Records for the exercise -
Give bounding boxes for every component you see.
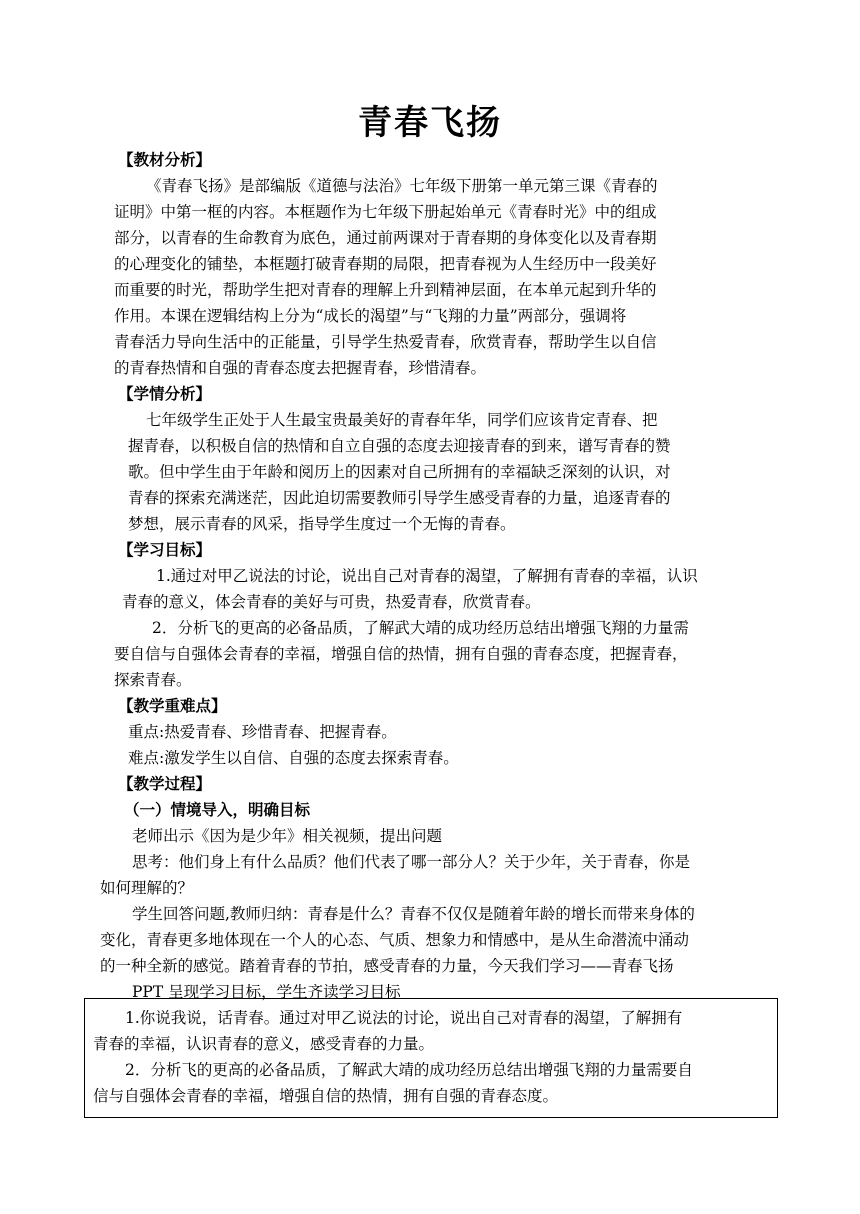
focus-text: 重点:热爱青春、珍惜青春、把握青春。 bbox=[128, 723, 397, 741]
document-body bbox=[100, 147, 780, 1005]
paragraph-line: 《青春飞扬》是部编版《道德与法治》七年级下册第一单元第三课《青春的 bbox=[146, 177, 658, 195]
paragraph-line: 而重要的时光，帮助学生把对青春的理解上升到精神层面，在本单元起到升华的 bbox=[114, 281, 657, 299]
box-line: 2．分析飞的更高的必备品质，了解武大靖的成功经历总结出增强飞翔的力量需要自 bbox=[125, 1061, 693, 1079]
paragraph-line: 的青春热情和自强的青春态度去把握青春，珍惜清春。 bbox=[114, 359, 487, 377]
learning-goals-box bbox=[84, 998, 778, 1118]
process-line: 变化，青春更多地体现在一个人的心态、气质、想象力和情感中，是从生命潜流中涌动 bbox=[100, 931, 690, 949]
page-title: 青春飞扬 bbox=[358, 103, 502, 143]
key-points-heading: 【教学重难点】 bbox=[118, 697, 227, 715]
box-line: 青春的幸福，认识青春的意义，感受青春的力量。 bbox=[93, 1035, 435, 1053]
goal-line: 1.通过对甲乙说法的讨论，说出自己对青春的渴望，了解拥有青春的幸福，认识 bbox=[156, 567, 698, 585]
learning-goals-paragraph bbox=[100, 563, 780, 693]
goal-line: 2．分析飞的更高的必备品质，了解武大靖的成功经历总结出增强飞翔的力量需 bbox=[152, 619, 689, 637]
paragraph-line: 青春的探索充满迷茫，因此迫切需要教师引导学生感受青春的力量，追逐青春的 bbox=[128, 489, 671, 507]
box-line: 信与自强体会青春的幸福，增强自信的热情，拥有自强的青春态度。 bbox=[93, 1087, 559, 1105]
paragraph-line: 握青春，以积极自信的热情和自立自强的态度去迎接青春的到来，谱写青春的赞 bbox=[128, 437, 671, 455]
process-paragraph bbox=[100, 823, 780, 1005]
difficulty-text: 难点:激发学生以自信、自强的态度去探索青春。 bbox=[128, 749, 459, 767]
teaching-process-heading: 【教学过程】 bbox=[118, 775, 212, 793]
paragraph-line: 证明》中第一框的内容。本框题作为七年级下册起始单元《青春时光》中的组成 bbox=[114, 203, 657, 221]
paragraph-line: 青春活力导向生活中的正能量，引导学生热爱青春，欣赏青春，帮助学生以自信 bbox=[114, 333, 657, 351]
student-analysis-paragraph bbox=[100, 407, 780, 537]
process-line: 的一种全新的感觉。踏着青春的节拍，感受青春的力量，今天我们学习——青春飞扬 bbox=[100, 957, 674, 975]
goal-line: 探索青春。 bbox=[114, 671, 192, 689]
process-line: 如何理解的？ bbox=[100, 879, 194, 897]
material-analysis-heading: 【教材分析】 bbox=[118, 151, 212, 169]
process-line: 思考：他们身上有什么品质？他们代表了哪一部分人？关于少年，关于青春，你是 bbox=[132, 853, 691, 871]
paragraph-line: 梦想，展示青春的风采，指导学生度过一个无悔的青春。 bbox=[128, 515, 516, 533]
paragraph-line: 部分，以青春的生命教育为底色，通过前两课对于青春期的身体变化以及青春期 bbox=[114, 229, 657, 247]
box-line: 1.你说我说，话青春。通过对甲乙说法的讨论，说出自己对青春的渴望，了解拥有 bbox=[125, 1009, 683, 1027]
goal-line: 要自信与自强体会青春的幸福，增强自信的热情，拥有自强的青春态度，把握青春， bbox=[114, 645, 688, 663]
paragraph-line: 七年级学生正处于人生最宝贵最美好的青春年华，同学们应该肯定青春、把 bbox=[146, 411, 658, 429]
process-line: 老师出示《因为是少年》相关视频，提出问题 bbox=[132, 827, 443, 845]
process-line: PPT 呈现学习目标，学生齐读学习目标 bbox=[132, 983, 401, 1001]
learning-goals-heading: 【学习目标】 bbox=[118, 541, 212, 559]
process-subheading: （一）情境导入，明确目标 bbox=[124, 801, 311, 819]
paragraph-line: 歌。但中学生由于年龄和阅历上的因素对自己所拥有的幸福缺乏深刻的认识，对 bbox=[128, 463, 671, 481]
process-line: 学生回答问题,教师归纳：青春是什么？青春不仅仅是随着年龄的增长而带来身体的 bbox=[132, 905, 695, 923]
paragraph-line: 作用。本课在逻辑结构上分为“成长的渴望”与“飞翔的力量”两部分，强调将 bbox=[114, 307, 627, 325]
paragraph-line: 的心理变化的铺垫，本框题打破青春期的局限，把青春视为人生经历中一段美好 bbox=[114, 255, 657, 273]
material-analysis-paragraph bbox=[100, 173, 780, 381]
student-analysis-heading: 【学情分析】 bbox=[118, 385, 212, 403]
goal-line: 青春的意义，体会青春的美好与可贵，热爱青春，欣赏青春。 bbox=[122, 593, 541, 611]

What needs to be done - Format the rows from the one containing "focus-text: 重点:热爱青春、珍惜青春、把握青春。 bbox=[128, 723, 397, 741]" up to and including the one containing "931, 690, 949]" as a JSON list of strings, one string per row, skipping any blank lines.

Worked answer -
[
  "focus-text: 重点:热爱青春、珍惜青春、把握青春。 bbox=[128, 723, 397, 741]",
  "document-body bbox=[100, 147, 780, 1005]",
  "paragraph-line: 《青春飞扬》是部编版《道德与法治》七年级下册第一单元第三课《青春的 bbox=[146, 177, 658, 195]",
  "paragraph-line: 而重要的时光，帮助学生把对青春的理解上升到精神层面，在本单元起到升华的 bbox=[114, 281, 657, 299]",
  "box-line: 2．分析飞的更高的必备品质，了解武大靖的成功经历总结出增强飞翔的力量需要自 bbox=[125, 1061, 693, 1079]",
  "paragraph-line: 的青春热情和自强的青春态度去把握青春，珍惜清春。 bbox=[114, 359, 487, 377]",
  "learning-goals-box bbox=[84, 998, 778, 1118]",
  "process-line: 变化，青春更多地体现在一个人的心态、气质、想象力和情感中，是从生命潜流中涌动 bbox=[100, 931, 690, 949]"
]